----- RECORDS
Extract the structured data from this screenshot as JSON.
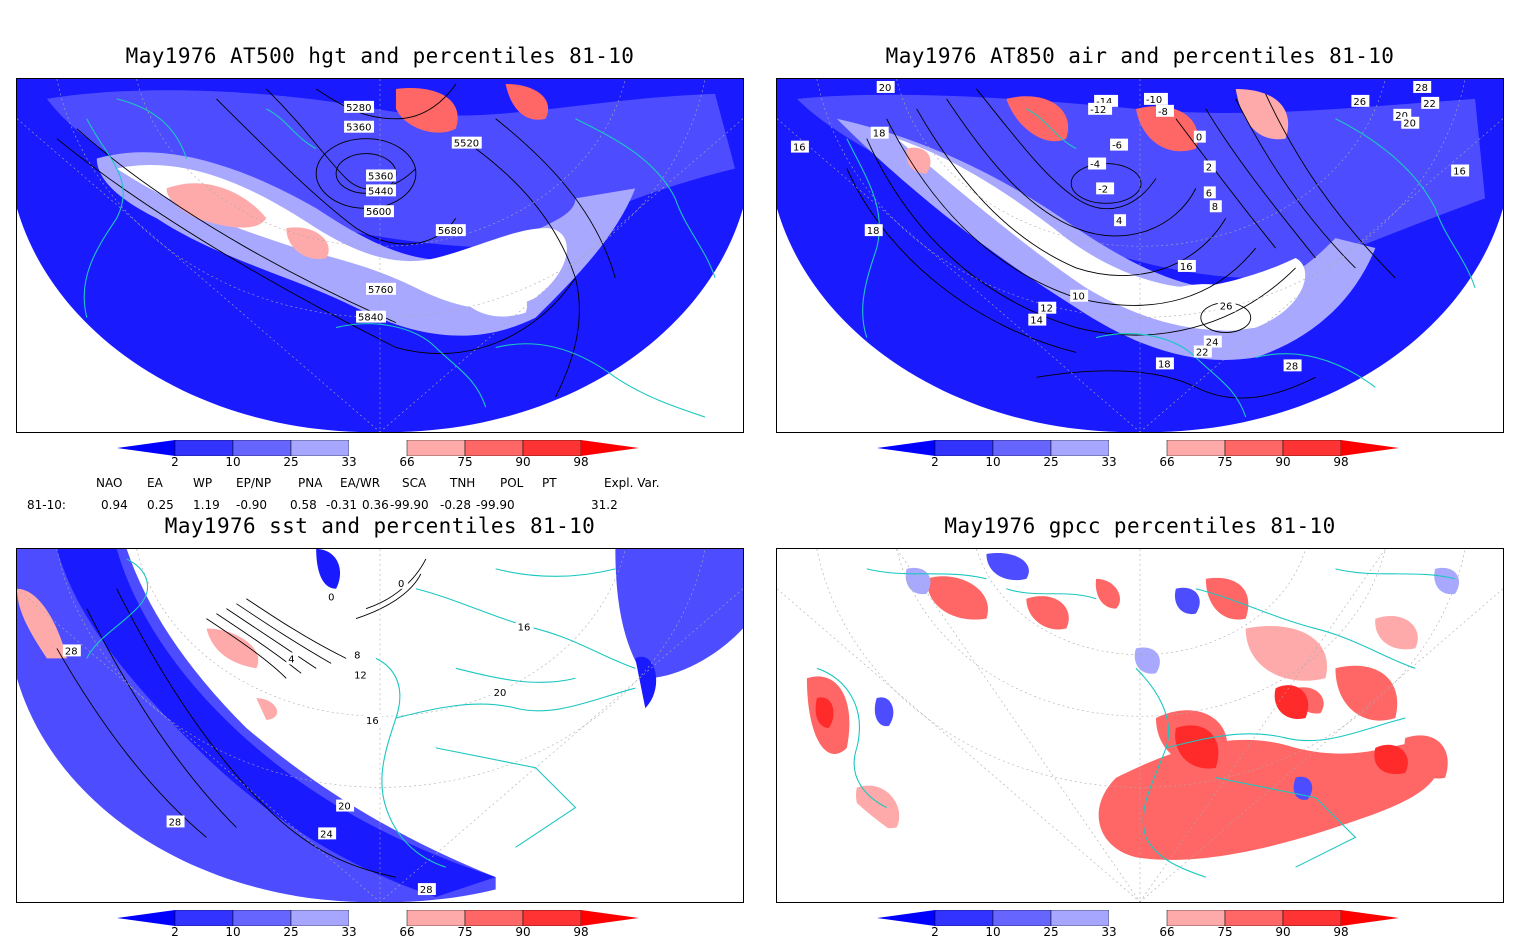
{
  "panels": {
    "p1": {
      "title": "May1976 AT500 hgt and percentiles 81-10",
      "contour_labels": [
        "5280",
        "5360",
        "5520",
        "5360",
        "5440",
        "5600",
        "5680",
        "5760",
        "5840"
      ]
    },
    "p2": {
      "title": "May1976 AT850 air and percentiles 81-10",
      "contour_labels": [
        "20",
        "18",
        "16",
        "-14",
        "-12",
        "-10",
        "-8",
        "-6",
        "0",
        "-4",
        "-2",
        "2",
        "6",
        "8",
        "4",
        "10",
        "12",
        "14",
        "16",
        "18",
        "22",
        "24",
        "26",
        "28",
        "20",
        "22",
        "26",
        "28",
        "20",
        "16",
        "18"
      ]
    },
    "p3": {
      "title": "May1976 sst and percentiles 81-10",
      "contour_labels": [
        "28",
        "0",
        "4",
        "8",
        "12",
        "16",
        "20",
        "24",
        "28",
        "20",
        "0",
        "16",
        "28"
      ]
    },
    "p4": {
      "title": "May1976 gpcc percentiles 81-10",
      "contour_labels": []
    }
  },
  "colorbar": {
    "labels": [
      "2",
      "10",
      "25",
      "33",
      "66",
      "75",
      "90",
      "98"
    ],
    "colors": [
      "#0000ff",
      "#3333ff",
      "#6666ff",
      "#a6a6ff",
      "#ffffff",
      "#ffaaaa",
      "#ff6666",
      "#ff3333",
      "#ff0000"
    ]
  },
  "indices": {
    "headers": [
      "NAO",
      "EA",
      "WP",
      "EP/NP",
      "PNA",
      "EA/WR",
      "SCA",
      "TNH",
      "POL",
      "PT",
      "Expl. Var."
    ],
    "row_label": "81-10:",
    "values": [
      "0.94",
      "0.25",
      "1.19",
      "-0.90",
      "0.58",
      "-0.31",
      "0.36",
      "-99.90",
      "-0.28",
      "-99.90",
      "31.2"
    ]
  },
  "map_colors": {
    "coast": "#1cc7c0",
    "deep_blue": "#1a1aff",
    "mid_blue": "#4d4dff",
    "light_blue": "#a8a8ff",
    "light_red": "#ffaaaa",
    "mid_red": "#ff6666",
    "deep_red": "#ff2a2a"
  }
}
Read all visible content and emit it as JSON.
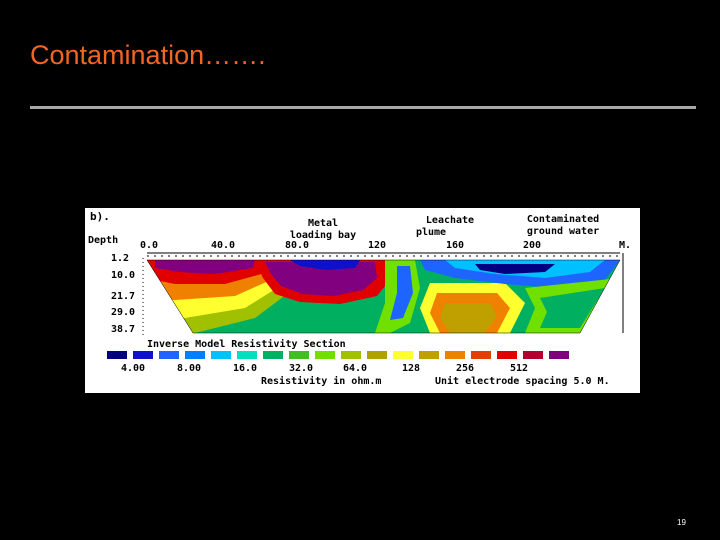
{
  "slide": {
    "title": "Contamination…….",
    "page_number": "19"
  },
  "figure": {
    "panel_label": "b).",
    "depth_label": "Depth",
    "depth_ticks": [
      "1.2",
      "10.0",
      "21.7",
      "29.0",
      "38.7"
    ],
    "x_ticks": [
      "0.0",
      "40.0",
      "80.0",
      "120",
      "160",
      "200"
    ],
    "x_unit": "M.",
    "annotations": {
      "metal_line1": "Metal",
      "metal_line2": "loading bay",
      "leach_line1": "Leachate",
      "leach_line2": "plume",
      "cont_line1": "Contaminated",
      "cont_line2": "ground water"
    },
    "section_title": "Inverse Model Resistivity Section",
    "legend_values": [
      "4.00",
      "8.00",
      "16.0",
      "32.0",
      "64.0",
      "128",
      "256",
      "512"
    ],
    "legend_colors": [
      "#000080",
      "#1010c8",
      "#1e64ff",
      "#00c0ff",
      "#00b060",
      "#70e000",
      "#a0c000",
      "#ffff30",
      "#c0a000",
      "#f08000",
      "#e00000",
      "#b00030",
      "#800080",
      "#500060"
    ],
    "resistivity_label": "Resistivity in ohm.m",
    "spacing_label": "Unit electrode spacing 5.0 M."
  }
}
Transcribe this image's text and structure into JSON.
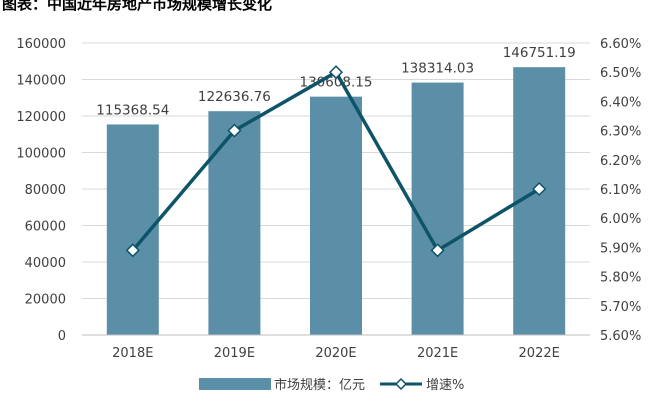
----------
- WHAT YOU NEED TO DO -
Copy the records exactly. Skip the pictures.

- FINISHED ANSWER -
Extract the structured data from this screenshot as JSON.
{
  "panels": {
    "p1": {
      "title": "May1976 AT500 hgt and percentiles 81-10",
      "contour_labels": [
        "5280",
        "5360",
        "5520",
        "5360",
        "5440",
        "5600",
        "5680",
        "5760",
        "5840"
      ]
    },
    "p2": {
      "title": "May1976 AT850 air and percentiles 81-10",
      "contour_labels": [
        "20",
        "18",
        "16",
        "-14",
        "-12",
        "-10",
        "-8",
        "-6",
        "0",
        "-4",
        "-2",
        "2",
        "6",
        "8",
        "4",
        "10",
        "12",
        "14",
        "16",
        "18",
        "22",
        "24",
        "26",
        "28",
        "20",
        "22",
        "26",
        "28",
        "20",
        "16",
        "18"
      ]
    },
    "p3": {
      "title": "May1976 sst and percentiles 81-10",
      "contour_labels": [
        "28",
        "0",
        "4",
        "8",
        "12",
        "16",
        "20",
        "24",
        "28",
        "20",
        "0",
        "16",
        "28"
      ]
    },
    "p4": {
      "title": "May1976 gpcc percentiles 81-10",
      "contour_labels": []
    }
  },
  "colorbar": {
    "labels": [
      "2",
      "10",
      "25",
      "33",
      "66",
      "75",
      "90",
      "98"
    ],
    "colors": [
      "#0000ff",
      "#3333ff",
      "#6666ff",
      "#a6a6ff",
      "#ffffff",
      "#ffaaaa",
      "#ff6666",
      "#ff3333",
      "#ff0000"
    ]
  },
  "indices": {
    "headers": [
      "NAO",
      "EA",
      "WP",
      "EP/NP",
      "PNA",
      "EA/WR",
      "SCA",
      "TNH",
      "POL",
      "PT",
      "Expl. Var."
    ],
    "row_label": "81-10:",
    "values": [
      "0.94",
      "0.25",
      "1.19",
      "-0.90",
      "0.58",
      "-0.31",
      "0.36",
      "-99.90",
      "-0.28",
      "-99.90",
      "31.2"
    ]
  },
  "map_colors": {
    "coast": "#1cc7c0",
    "deep_blue": "#1a1aff",
    "mid_blue": "#4d4dff",
    "light_blue": "#a8a8ff",
    "light_red": "#ffaaaa",
    "mid_red": "#ff6666",
    "deep_red": "#ff2a2a"
  }
}
Read all visible content and emit it as JSON.
{
  "slide": {
    "title": "Contamination…….",
    "page_number": "19"
  },
  "figure": {
    "panel_label": "b).",
    "depth_label": "Depth",
    "depth_ticks": [
      "1.2",
      "10.0",
      "21.7",
      "29.0",
      "38.7"
    ],
    "x_ticks": [
      "0.0",
      "40.0",
      "80.0",
      "120",
      "160",
      "200"
    ],
    "x_unit": "M.",
    "annotations": {
      "metal_line1": "Metal",
      "metal_line2": "loading bay",
      "leach_line1": "Leachate",
      "leach_line2": "plume",
      "cont_line1": "Contaminated",
      "cont_line2": "ground water"
    },
    "section_title": "Inverse Model Resistivity Section",
    "legend_values": [
      "4.00",
      "8.00",
      "16.0",
      "32.0",
      "64.0",
      "128",
      "256",
      "512"
    ],
    "legend_colors": [
      "#000080",
      "#1010c8",
      "#1e64ff",
      "#00c0ff",
      "#00b060",
      "#70e000",
      "#a0c000",
      "#ffff30",
      "#c0a000",
      "#f08000",
      "#e00000",
      "#b00030",
      "#800080",
      "#500060"
    ],
    "resistivity_label": "Resistivity in ohm.m",
    "spacing_label": "Unit electrode spacing 5.0 M."
  }
}
Transcribe this image's text and structure into JSON.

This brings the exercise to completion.